- [Yapılacak Çalışmalar]:
a) Film yorumları metnine göre aşağıdaki soruları yanıtlayınız:
(i) Oscar'a aday olamamasının büyük haksızlık olduğu belirtilen oyuncu kimdir ve filmde hangi rolü oynamaktadır?
(ii) Oscar'larda aday olarak görülmek istenmeyen işten söz edilirken hangi yıl anılmaktadır?
(iii) "Müzikalin zaten çok seveni değilim" sözleriyle başlayan yorumda film hangi üç açıdan beğenilmiştir?
b) Film yorumları metninde "Filmde öne çıkan" sözcüklerini içeren ifadeyle açılıp "alınmasının azizliğine uğramış." ile kapanan bölümü aynen aktarınız.

- [Metin Alıntısı]:
—————

Filmde öne çıkan tek oyunculuk var o da Riff'i oynayan Mike Faist. Çocuğun Oscar'a aday olamaması gerçekten büyük haksızlık olmuş çünkü öyle bir ışığı var ki çıktığı her sahneyi yükseltiyor. Oscar'ı alması beklenen Ariana DeBose de pırıl pırıl bir kızcağız (dansları da harika) ama ödüllük bir performans göremedim. Oysa 61 versiyonunda bu rolü canlandıran oyuncu (bu filmde de kitapçıyı canlandırmış) da Oscar almış ama o kadar ödülden sonra belki de daha yüksek bir beklentim vardı. "Baby Driver" Ansel Elgort ve Rachel Zegler da kitleleri peşinden sürükleyebilecek bir hikayenin sallapati şekilde ele alınmasının azizliğine uğramış.

Kısacası 2022 yılında Oscar'larda aday olarak görmek istediğim iş böyle bir şey değil maalesef. Belli ki Amerika kültürü için önemli bir hikayenin önemli bir yönetmen tarafından eli yüzü düzgün şekilde çekilmesi sayesinde bu kadar ilgi görüyor ama maalesef günümüz için çok eski kafalı bir iş gibi geldi bana. Dediğim gibi kötü diyemem ama sanırım tarzım olmaktan da ziyadesiyle uzak.

6/10
 
Müzikalin zaten çok seveni değilim bir de üstüne bu kadar uzun olunca canım bir tık sıkıldı. Sinematografi, kurgu ve kostüm olarak beğendim. Sonu daha iyi olabilirdi. Eski konu olduğu için Yeşilçam havası vardı. Ödüllerde fazla adaylığı var ama Yardımcı Kadın Oyuncu haricinde bir tanesini kazanabileceklerini düşünmüyorum.

6/10
 
Kaliteli müzikallerin hayranıyız…

Hem müzikal anlamda hem de bir bütün olarak baktığımızda yılın kesinlikle en iyi filmlerinden. Sinematografi şahane, kurgu çok başarılı, müzikler zaten çok iyi… Bir bütün olarak gerçekten çok iyi bir film.

—————

- [Veri Kümesi]:
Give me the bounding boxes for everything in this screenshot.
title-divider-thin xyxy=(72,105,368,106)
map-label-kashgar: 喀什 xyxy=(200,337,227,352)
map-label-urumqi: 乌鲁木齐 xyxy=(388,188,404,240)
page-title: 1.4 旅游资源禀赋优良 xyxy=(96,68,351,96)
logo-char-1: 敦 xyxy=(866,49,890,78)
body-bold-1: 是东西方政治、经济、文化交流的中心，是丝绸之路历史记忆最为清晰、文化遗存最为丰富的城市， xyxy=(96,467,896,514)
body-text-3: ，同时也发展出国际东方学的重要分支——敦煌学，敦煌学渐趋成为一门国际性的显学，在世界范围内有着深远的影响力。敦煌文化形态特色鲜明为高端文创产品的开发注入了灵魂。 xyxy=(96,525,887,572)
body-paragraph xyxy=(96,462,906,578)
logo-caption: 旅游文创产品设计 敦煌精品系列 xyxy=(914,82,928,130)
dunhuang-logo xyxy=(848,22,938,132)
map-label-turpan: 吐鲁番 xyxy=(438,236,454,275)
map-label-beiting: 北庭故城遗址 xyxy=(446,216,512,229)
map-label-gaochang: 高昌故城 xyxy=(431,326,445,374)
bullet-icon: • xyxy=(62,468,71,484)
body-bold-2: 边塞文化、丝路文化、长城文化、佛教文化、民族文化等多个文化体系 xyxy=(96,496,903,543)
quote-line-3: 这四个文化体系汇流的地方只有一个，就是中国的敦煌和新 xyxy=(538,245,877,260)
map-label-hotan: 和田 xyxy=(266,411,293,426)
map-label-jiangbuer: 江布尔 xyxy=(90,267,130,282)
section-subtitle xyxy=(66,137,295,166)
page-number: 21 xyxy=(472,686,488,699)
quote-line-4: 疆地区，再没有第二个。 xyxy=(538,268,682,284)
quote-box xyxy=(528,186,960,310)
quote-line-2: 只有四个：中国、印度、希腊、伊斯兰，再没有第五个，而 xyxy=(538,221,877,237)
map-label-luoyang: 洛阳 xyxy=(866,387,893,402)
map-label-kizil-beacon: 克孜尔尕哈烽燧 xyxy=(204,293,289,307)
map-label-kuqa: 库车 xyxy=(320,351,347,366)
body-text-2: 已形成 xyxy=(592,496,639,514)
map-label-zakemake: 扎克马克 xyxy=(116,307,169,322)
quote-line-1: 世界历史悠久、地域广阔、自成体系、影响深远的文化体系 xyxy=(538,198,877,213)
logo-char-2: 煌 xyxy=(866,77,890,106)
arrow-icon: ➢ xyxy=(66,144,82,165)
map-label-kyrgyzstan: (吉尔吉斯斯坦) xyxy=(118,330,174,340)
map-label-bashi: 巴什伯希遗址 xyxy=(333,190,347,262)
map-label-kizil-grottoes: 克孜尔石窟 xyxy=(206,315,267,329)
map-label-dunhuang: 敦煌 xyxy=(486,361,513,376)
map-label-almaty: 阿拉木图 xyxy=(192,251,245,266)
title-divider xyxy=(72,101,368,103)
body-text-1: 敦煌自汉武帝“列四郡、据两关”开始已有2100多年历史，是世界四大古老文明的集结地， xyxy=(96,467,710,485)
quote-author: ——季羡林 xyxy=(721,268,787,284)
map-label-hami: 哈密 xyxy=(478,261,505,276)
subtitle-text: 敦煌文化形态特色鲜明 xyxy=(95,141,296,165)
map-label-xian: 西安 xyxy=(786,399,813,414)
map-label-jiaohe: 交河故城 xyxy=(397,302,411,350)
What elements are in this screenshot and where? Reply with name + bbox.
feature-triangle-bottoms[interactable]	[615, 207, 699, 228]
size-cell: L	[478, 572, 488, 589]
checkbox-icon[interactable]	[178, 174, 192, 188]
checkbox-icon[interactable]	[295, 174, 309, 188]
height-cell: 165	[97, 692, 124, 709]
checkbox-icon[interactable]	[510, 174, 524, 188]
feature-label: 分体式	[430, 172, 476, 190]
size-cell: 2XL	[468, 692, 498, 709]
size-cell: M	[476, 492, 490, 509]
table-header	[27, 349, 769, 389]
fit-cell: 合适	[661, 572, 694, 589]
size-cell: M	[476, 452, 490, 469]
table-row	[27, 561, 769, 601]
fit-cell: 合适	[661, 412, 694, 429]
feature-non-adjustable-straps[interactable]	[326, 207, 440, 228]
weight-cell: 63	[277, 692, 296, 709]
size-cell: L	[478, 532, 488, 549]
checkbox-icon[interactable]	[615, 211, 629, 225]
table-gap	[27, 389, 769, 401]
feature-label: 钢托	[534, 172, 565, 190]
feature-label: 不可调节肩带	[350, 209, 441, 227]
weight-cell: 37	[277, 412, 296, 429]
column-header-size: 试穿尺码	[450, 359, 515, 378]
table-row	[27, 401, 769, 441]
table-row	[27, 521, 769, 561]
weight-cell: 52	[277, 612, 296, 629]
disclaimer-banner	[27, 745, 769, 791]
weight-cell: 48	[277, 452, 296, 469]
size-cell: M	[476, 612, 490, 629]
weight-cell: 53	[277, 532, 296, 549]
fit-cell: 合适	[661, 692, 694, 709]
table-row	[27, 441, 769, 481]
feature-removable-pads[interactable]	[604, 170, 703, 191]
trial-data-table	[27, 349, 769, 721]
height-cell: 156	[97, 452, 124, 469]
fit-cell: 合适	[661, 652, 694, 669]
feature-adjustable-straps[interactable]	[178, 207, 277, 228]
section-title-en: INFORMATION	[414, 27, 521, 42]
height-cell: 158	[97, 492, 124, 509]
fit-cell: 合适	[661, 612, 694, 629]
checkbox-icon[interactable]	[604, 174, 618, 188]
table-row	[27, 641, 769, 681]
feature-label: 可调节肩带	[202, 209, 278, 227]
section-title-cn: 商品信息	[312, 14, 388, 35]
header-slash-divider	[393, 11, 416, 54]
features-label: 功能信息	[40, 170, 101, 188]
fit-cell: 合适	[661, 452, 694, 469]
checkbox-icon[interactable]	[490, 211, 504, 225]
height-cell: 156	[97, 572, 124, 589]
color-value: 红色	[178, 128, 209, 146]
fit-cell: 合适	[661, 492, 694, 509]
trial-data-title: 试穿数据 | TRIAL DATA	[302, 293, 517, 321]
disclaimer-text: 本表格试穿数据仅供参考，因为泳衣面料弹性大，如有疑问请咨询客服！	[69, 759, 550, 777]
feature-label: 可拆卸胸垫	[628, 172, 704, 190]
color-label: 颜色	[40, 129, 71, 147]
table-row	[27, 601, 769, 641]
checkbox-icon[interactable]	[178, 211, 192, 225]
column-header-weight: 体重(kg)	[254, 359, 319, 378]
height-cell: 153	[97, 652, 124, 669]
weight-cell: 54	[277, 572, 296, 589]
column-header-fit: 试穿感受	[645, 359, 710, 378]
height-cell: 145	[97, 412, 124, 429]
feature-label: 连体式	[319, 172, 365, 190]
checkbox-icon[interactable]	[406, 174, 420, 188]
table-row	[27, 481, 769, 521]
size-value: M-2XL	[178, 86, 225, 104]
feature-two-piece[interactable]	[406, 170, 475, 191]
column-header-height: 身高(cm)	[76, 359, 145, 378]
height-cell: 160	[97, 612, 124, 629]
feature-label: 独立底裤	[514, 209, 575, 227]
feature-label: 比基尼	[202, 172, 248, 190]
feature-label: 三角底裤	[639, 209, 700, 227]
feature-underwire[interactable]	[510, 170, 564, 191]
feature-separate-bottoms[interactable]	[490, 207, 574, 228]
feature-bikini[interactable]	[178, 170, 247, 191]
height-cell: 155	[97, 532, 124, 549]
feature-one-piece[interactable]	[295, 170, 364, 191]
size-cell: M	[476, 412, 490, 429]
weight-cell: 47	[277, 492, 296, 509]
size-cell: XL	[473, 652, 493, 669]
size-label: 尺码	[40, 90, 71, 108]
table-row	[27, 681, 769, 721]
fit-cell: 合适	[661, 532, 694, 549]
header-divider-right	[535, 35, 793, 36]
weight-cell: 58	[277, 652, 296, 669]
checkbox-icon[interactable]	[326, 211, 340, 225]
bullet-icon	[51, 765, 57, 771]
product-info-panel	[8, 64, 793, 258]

—————

- [Cevap Anahtarı]:
a)
(i) Mike Faist; Riff'i oynamaktadır.
(ii) 2022.
(iii) Sinematografi, kurgu ve kostüm.

b)
Filmde öne çıkan tek oyunculuk var o da Riff'i oynayan Mike Faist. Çocuğun Oscar'a aday olamaması gerçekten büyük haksızlık olmuş çünkü öyle bir ışığı var ki çıktığı her sahneyi yükseltiyor. Oscar'ı alması beklenen Ariana DeBose de pırıl pırıl bir kızcağız (dansları da harika) ama ödüllük bir performans göremedim. Oysa 61 versiyonunda bu rolü canlandıran oyuncu (bu filmde de kitapçıyı canlandırmış) da Oscar almış ama o kadar ödülden sonra belki de daha yüksek bir beklentim vardı. "Baby Driver" Ansel Elgort ve Rachel Zegler da kitleleri peşinden sürükleyebilecek bir hikayenin sallapati şekilde ele alınmasının azizliğine uğramış.